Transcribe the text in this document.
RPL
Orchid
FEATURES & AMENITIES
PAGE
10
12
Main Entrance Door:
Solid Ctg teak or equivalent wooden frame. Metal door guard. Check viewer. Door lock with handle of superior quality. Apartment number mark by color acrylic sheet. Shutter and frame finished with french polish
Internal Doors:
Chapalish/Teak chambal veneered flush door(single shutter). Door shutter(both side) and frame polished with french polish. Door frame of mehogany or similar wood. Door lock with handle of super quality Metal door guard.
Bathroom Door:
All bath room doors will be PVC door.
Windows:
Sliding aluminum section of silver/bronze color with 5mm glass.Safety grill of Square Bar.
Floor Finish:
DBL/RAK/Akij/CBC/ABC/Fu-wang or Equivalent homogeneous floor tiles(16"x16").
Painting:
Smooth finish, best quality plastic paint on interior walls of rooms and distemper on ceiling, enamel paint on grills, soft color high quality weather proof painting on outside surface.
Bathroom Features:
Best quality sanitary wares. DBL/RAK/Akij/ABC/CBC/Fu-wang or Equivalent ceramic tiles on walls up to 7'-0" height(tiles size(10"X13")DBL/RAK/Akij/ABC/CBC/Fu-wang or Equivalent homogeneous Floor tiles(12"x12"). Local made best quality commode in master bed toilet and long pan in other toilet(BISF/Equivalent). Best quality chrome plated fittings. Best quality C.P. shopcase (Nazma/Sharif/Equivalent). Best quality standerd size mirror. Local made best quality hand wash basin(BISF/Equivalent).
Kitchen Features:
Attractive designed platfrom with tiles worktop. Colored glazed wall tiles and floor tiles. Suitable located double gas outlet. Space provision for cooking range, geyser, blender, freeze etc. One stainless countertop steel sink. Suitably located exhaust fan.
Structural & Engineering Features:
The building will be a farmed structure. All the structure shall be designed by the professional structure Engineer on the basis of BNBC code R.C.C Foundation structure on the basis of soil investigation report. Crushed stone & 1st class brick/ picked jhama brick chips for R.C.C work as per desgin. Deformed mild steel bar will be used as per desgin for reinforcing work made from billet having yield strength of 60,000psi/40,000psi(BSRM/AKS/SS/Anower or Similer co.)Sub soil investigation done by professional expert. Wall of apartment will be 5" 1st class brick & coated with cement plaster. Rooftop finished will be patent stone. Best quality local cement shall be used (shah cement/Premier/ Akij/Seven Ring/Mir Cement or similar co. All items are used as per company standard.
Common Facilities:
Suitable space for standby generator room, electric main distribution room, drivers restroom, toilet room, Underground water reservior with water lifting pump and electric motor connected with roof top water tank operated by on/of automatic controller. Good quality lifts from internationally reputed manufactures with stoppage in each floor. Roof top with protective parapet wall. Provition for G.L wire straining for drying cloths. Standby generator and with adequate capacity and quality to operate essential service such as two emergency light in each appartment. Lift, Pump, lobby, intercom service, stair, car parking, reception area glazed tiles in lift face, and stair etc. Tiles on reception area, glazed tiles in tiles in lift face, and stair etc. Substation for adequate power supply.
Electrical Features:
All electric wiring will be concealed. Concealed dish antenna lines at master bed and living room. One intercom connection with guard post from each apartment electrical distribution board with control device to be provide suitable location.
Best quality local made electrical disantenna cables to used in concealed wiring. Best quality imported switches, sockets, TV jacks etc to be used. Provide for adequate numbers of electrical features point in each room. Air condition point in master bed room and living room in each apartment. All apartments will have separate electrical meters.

▶ **DO THIS**
Copy each line of the data above that holds "frame".

▶ **RESULT**
Solid Ctg teak or equivalent wooden frame. Metal door guard. Check viewer. Door lock with handle of superior quality. Apartment number mark by color acrylic sheet. Shutter and frame finished with french polish
Chapalish/Teak chambal veneered flush door(single shutter). Door shutter(both side) and frame polished with french polish. Door frame of mehogany or similar wood. Door lock with handle of super quality Metal door guard.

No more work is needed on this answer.